■ **Set task**
Go through the material below and copy all lines with "noch".

■ **Given data**

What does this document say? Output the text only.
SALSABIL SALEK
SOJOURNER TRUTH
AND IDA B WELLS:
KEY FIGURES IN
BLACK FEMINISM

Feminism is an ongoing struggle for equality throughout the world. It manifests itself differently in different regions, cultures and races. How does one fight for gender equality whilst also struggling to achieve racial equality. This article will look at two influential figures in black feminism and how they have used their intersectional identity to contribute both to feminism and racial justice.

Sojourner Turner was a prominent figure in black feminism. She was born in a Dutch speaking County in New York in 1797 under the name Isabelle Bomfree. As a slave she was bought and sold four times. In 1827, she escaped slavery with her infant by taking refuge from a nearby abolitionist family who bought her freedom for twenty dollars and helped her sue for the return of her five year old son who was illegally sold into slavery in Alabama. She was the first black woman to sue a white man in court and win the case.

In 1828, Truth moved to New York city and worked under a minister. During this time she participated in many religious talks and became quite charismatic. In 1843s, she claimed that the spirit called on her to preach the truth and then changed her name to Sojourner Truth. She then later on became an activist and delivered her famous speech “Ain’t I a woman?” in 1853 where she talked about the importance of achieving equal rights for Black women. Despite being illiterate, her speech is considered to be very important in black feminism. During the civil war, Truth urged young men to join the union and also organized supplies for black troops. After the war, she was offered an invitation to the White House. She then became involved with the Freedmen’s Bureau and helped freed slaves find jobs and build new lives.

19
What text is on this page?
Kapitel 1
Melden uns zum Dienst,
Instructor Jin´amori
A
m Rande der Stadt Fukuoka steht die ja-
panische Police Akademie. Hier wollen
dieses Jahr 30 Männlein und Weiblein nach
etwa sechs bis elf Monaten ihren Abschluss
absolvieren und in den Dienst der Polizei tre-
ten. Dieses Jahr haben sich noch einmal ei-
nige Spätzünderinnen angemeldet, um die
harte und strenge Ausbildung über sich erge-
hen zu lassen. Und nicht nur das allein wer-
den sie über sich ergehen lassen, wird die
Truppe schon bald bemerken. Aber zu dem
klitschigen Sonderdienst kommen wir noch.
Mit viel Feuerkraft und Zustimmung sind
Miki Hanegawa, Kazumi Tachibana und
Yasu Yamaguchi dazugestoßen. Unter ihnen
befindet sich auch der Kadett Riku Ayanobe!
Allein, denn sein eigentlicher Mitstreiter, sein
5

■ **Exercise solution**
ten. Dieses Jahr haben sich noch einmal ei-
klitschigen Sonderdienst kommen wir noch.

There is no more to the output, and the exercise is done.